* [EXERCISE AIM]: Copy each line from the records below in which the word "into" is found.

[Opening GIVEN DATA section]

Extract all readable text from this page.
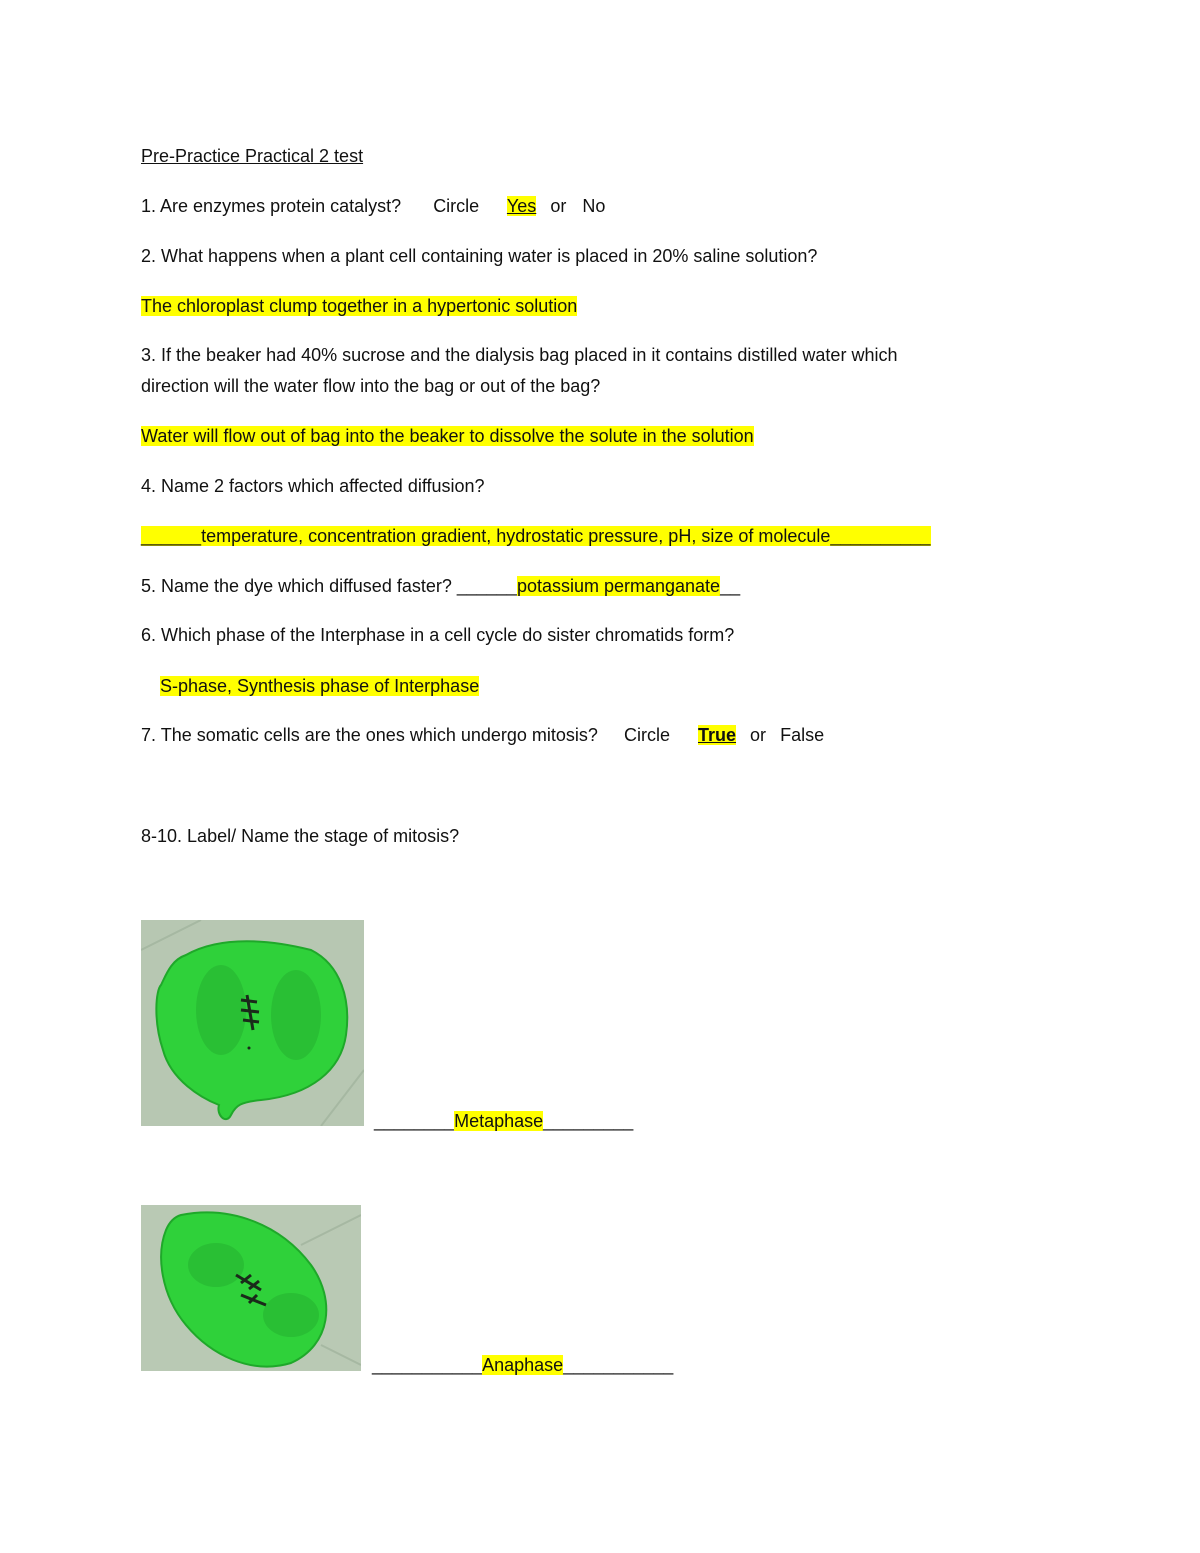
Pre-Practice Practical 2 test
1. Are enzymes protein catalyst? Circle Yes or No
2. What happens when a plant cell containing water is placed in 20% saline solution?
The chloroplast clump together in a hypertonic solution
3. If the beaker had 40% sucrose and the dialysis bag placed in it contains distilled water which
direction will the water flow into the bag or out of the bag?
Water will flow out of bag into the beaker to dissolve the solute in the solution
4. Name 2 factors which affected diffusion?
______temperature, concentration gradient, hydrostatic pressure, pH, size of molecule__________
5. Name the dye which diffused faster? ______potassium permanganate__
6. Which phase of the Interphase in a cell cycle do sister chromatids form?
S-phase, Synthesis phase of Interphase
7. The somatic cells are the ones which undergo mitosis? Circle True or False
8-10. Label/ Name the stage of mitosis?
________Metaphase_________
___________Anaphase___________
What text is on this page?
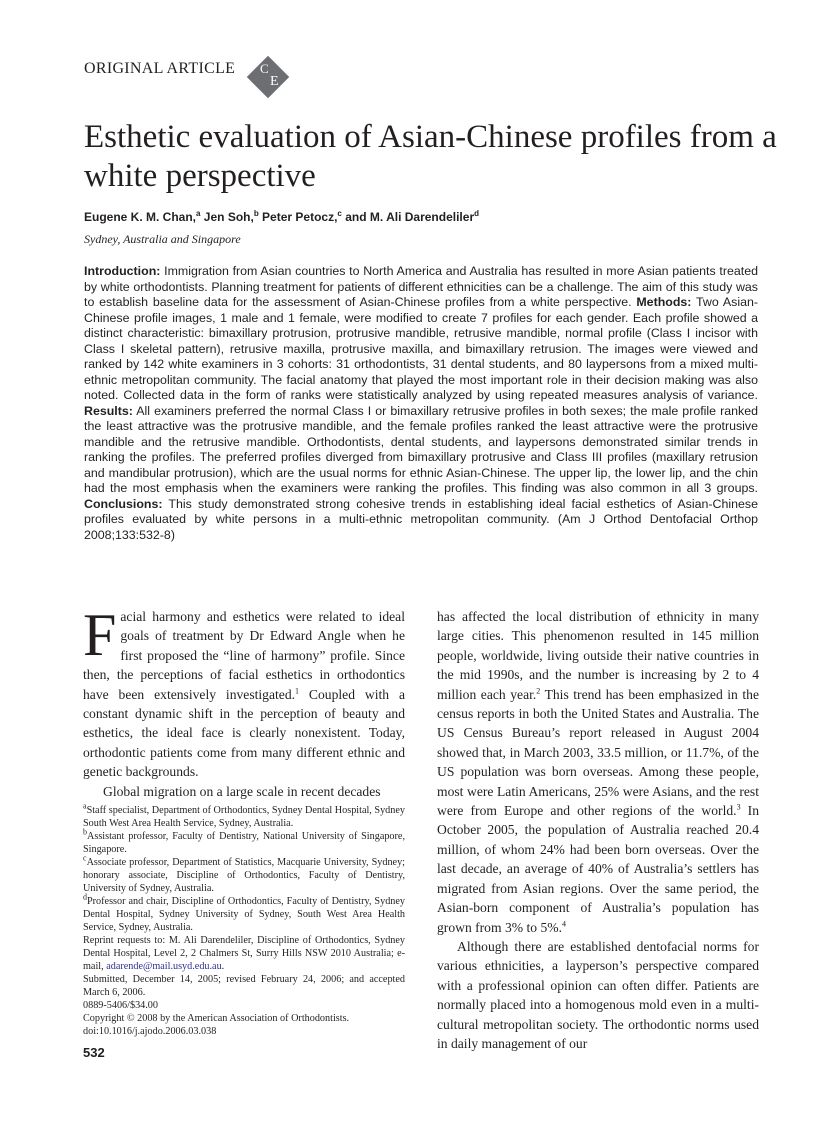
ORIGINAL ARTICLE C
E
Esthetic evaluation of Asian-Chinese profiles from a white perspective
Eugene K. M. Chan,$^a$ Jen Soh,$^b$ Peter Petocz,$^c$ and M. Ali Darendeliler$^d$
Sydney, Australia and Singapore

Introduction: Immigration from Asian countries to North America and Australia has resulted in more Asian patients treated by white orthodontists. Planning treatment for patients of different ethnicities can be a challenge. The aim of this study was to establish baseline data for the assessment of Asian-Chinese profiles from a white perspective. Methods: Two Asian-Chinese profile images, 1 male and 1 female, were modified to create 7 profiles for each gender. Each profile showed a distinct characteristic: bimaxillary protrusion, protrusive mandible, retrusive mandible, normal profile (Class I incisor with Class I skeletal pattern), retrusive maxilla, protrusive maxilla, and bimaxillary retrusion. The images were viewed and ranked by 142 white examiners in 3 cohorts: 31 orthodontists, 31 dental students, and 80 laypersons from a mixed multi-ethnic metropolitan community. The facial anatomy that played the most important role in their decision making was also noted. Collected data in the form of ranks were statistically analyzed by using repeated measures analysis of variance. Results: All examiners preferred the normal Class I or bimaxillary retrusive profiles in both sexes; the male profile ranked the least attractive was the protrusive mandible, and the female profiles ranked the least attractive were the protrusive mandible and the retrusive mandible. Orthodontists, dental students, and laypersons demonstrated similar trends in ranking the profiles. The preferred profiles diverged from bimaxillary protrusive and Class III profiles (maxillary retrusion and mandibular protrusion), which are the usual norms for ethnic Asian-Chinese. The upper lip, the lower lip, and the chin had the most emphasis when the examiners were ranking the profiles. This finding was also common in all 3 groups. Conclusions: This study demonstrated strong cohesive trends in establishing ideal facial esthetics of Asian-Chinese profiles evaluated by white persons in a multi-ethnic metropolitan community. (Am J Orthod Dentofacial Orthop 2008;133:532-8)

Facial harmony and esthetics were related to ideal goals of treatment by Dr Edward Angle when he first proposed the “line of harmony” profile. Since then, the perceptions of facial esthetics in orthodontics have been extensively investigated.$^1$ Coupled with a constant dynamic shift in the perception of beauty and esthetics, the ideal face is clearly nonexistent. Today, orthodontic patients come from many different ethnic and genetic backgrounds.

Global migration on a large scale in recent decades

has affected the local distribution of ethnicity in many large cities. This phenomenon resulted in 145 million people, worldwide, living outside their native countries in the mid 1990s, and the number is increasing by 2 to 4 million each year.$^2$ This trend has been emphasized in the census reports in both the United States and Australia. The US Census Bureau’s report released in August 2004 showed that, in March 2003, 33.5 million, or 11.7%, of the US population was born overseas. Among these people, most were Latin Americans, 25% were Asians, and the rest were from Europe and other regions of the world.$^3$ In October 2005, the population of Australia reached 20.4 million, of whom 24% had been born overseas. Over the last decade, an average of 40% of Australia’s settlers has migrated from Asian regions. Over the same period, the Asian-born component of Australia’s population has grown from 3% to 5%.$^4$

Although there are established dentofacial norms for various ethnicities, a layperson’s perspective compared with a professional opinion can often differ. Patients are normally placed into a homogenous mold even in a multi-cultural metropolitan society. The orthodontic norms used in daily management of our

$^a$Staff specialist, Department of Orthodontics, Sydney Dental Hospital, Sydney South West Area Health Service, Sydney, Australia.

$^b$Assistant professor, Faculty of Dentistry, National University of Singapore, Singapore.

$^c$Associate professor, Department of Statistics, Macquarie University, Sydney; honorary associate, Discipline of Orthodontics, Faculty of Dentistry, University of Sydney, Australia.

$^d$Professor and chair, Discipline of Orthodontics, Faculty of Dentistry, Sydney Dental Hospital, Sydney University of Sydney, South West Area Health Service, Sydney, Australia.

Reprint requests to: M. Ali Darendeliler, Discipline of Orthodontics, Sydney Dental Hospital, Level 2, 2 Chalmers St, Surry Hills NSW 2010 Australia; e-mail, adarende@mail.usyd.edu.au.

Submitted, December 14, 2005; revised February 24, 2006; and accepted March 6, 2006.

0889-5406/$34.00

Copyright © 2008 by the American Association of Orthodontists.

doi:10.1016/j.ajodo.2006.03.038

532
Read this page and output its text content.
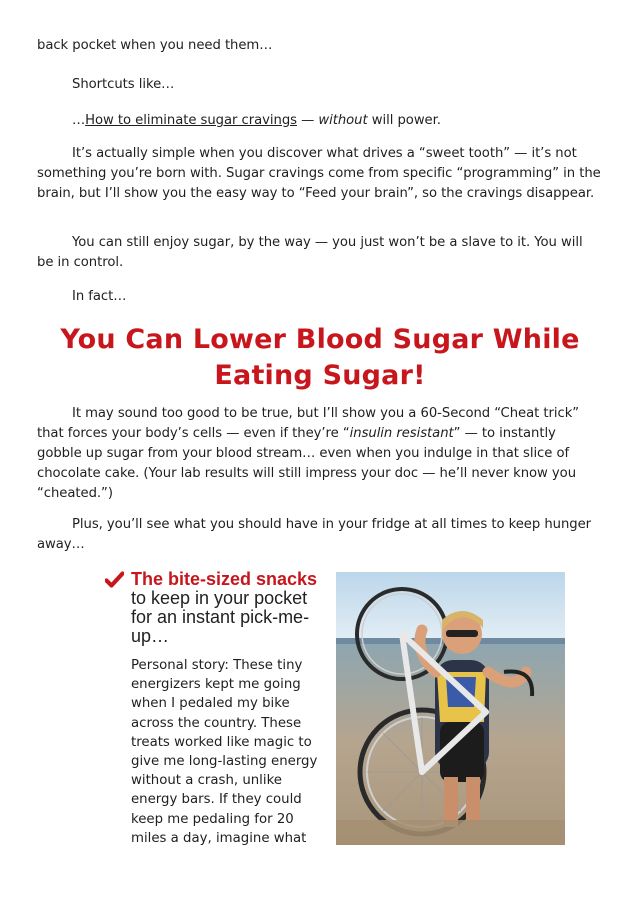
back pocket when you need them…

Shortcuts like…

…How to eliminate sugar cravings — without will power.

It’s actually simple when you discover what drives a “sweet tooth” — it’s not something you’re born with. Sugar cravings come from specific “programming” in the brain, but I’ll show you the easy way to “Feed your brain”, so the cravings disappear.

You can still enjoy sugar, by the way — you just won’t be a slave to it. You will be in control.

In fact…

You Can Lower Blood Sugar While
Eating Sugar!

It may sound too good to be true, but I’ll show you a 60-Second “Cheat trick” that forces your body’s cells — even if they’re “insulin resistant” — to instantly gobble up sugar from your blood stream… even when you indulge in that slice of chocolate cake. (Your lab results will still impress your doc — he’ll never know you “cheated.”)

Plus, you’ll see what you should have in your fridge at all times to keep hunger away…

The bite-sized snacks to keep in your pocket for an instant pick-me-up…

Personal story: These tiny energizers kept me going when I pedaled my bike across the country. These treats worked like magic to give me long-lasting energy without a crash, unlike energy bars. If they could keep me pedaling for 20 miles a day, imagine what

[Closing GIVEN DATA section]

* [REPLY]:
direction will the water flow into the bag or out of the bag?
Water will flow out of bag into the beaker to dissolve the solute in the solution
Although there are established dentofacial norms for various ethnicities, a layperson’s perspective compared with a professional opinion can often differ. Patients are normally placed into a homogenous mold even in a multi-cultural metropolitan society. The orthodontic norms used in daily management of our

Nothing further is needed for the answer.